» **Required actions**:
a) Would you copy out the exocomet notebook code verbatim between "import math" and "are (time, flux).", inclusive?
b) Can you write the next part of the exocomet notebook code, starting right after its last line?

» **Provided passage**:
In [1]:
cd ..

/home/astro/phrdhx/automated_exocomet_hunt


In [2]:
import pandas as pd
from astropy.io import fits
from astropy.table import Table, unique
from astropy.stats import sigma_clip, sigma_clipped_stats
from scipy.optimize import curve_fit
from astropy.timeseries import LombScargle
import numpy as np
from analysis_tools_cython import *

import math
import sys,os
import kplr
import data
import warnings
warnings.filterwarnings("ignore")


In [3]:
def import_lightcurve(file_path, drop_bad_points=False,
                      ok_flags=[5]):
    """Returns (N by 2) table, columns are (time, flux).

    Flags deemed to be OK are:
    5 - reaction wheel zero crossing, matters for short cadence
    """

    try:
        hdulist = fits.open(file_path)
    except FileNotFoundError:
        print("Import failed: file not found")
        return

    scidata = hdulist[1].data
    if 'kplr' in file_path:
        table = Table(scidata)['TIME','PDCSAP_FLUX','SAP_QUALITY']
    elif 'tess' in file_path:
        #try:
        table = Table(scidata)['TIME','PDCSAP_FLUX','QUALITY']
        print(len(table), "length at import")
        print(type((table)['QUALITY'][0]))
        #except:
        #    time = scidata.TIME
        #    flux = scidata.PDCSAP_FLUX
        #    quality = scidata.QUALITY
        #    table = Table([time,flux,quality],names=('TIME','PDCSAP_FLUX','QUALITY'))

» **Stored rows**:
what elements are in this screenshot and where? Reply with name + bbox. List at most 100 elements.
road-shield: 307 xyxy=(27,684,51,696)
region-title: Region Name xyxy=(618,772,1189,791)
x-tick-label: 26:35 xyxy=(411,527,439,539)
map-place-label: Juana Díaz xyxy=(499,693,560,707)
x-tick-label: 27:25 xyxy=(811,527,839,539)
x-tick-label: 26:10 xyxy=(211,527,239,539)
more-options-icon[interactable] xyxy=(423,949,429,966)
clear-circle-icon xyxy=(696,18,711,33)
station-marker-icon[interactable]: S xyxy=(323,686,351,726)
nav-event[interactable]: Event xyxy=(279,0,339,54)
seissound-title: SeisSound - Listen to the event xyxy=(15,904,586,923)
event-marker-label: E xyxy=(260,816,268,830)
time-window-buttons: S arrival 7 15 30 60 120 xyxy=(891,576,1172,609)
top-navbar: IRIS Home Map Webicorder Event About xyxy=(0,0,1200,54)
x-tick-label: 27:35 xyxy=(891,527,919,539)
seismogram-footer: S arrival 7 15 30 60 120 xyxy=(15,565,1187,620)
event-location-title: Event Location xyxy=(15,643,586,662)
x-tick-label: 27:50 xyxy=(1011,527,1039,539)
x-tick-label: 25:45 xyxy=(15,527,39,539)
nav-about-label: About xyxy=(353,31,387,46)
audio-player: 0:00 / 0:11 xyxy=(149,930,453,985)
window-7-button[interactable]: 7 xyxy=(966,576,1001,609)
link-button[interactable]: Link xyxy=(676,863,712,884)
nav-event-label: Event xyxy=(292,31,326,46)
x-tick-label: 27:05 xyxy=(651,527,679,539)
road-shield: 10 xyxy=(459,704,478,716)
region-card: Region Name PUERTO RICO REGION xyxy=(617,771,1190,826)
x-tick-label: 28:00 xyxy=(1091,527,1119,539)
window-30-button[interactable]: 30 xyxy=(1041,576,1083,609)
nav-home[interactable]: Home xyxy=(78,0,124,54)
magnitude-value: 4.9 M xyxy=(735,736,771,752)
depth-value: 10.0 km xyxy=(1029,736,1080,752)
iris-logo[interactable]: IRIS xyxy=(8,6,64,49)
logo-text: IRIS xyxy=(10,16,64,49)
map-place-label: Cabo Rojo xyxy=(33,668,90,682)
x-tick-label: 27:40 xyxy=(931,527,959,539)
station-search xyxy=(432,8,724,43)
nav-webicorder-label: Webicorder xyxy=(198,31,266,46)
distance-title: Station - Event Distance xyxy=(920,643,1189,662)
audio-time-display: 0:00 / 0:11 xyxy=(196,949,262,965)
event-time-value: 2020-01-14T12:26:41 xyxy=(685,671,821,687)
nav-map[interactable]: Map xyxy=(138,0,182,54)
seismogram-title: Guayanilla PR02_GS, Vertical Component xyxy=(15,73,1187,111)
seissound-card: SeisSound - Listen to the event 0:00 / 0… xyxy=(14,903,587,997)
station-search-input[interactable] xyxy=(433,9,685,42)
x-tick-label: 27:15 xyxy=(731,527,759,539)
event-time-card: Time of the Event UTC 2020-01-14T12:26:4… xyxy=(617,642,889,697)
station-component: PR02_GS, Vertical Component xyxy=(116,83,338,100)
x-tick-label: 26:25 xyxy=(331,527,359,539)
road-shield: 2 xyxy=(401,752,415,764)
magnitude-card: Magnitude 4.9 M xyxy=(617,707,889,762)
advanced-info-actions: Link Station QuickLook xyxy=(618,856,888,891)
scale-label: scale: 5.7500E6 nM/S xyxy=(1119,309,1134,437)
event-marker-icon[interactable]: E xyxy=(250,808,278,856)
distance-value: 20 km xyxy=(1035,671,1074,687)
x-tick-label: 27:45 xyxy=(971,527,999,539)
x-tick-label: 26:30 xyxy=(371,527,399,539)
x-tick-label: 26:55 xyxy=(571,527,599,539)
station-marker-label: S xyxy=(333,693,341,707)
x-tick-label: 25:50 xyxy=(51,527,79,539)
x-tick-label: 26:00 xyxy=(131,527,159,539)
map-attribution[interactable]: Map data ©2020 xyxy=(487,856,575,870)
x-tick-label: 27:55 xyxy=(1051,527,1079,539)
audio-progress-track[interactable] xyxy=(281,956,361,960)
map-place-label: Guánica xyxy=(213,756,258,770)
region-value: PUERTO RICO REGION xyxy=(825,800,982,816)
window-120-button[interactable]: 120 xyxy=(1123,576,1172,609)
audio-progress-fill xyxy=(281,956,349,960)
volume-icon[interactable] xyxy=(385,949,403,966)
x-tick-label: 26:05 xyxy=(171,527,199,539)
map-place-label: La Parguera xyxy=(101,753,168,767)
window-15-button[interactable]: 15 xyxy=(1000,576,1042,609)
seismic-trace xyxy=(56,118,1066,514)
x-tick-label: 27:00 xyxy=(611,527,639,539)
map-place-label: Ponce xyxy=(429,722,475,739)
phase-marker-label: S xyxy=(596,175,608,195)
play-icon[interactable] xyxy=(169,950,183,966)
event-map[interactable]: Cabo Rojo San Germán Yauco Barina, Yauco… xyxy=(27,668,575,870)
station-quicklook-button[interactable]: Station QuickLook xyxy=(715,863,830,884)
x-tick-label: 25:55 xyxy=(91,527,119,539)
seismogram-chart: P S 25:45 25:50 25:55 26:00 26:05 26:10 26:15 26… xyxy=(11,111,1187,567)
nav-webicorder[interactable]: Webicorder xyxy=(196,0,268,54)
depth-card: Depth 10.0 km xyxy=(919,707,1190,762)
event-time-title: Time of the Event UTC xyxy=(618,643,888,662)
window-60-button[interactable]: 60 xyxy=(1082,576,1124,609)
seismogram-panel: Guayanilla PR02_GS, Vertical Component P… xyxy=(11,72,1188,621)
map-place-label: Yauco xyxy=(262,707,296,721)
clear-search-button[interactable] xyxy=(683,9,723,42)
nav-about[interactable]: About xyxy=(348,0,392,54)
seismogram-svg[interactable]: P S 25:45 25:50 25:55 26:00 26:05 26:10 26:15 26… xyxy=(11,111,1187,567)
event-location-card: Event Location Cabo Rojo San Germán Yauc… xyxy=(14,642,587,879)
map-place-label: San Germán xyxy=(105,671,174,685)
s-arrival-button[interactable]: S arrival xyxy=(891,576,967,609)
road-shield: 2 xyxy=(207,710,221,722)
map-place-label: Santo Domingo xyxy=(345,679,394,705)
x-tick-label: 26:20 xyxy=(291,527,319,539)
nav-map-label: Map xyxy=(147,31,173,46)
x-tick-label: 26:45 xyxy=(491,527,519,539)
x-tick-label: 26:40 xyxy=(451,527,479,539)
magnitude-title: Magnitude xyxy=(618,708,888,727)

» **Final answers**:
a)
import math
import sys,os
import kplr
import data
import warnings
warnings.filterwarnings("ignore")


In [3]:
def import_lightcurve(file_path, drop_bad_points=False,
                      ok_flags=[5]):
    """Returns (N by 2) table, columns are (time, flux).

b)
    if drop_bad_points:
        bad_points = []
        if 'kplr' in file_path:
            q_ind = get_quality_indices(table['SAP_QUALITY'])
        elif 'tess' in file_path:
            q_ind = get_quality_indices(table['QUALITY'])
        
        for j,q in enumerate(q_ind): # j=index, q=quality
            if j+1 not in ok_flags:
                bad_points += q.tolist() # adds bad_points by value of q (the quality indices) and converts to list
    

        # bad_points = [i for i in range(len(table)) if table[i][2]>0]
        table.remove_rows(bad_points)
        print(len(table),"length after drop_bad_points")

    # Delete rows containing NaN values. 
    ## if flux or time columns are NaN's, remove them.
    nan_rows = [ i for i in range(len(table)) if
            math.isnan(table[i][1]) or math.isnan(table[i][0]) ]

    table.remove_rows(nan_rows)

    # Smooth data by deleting overly 'spikey' points.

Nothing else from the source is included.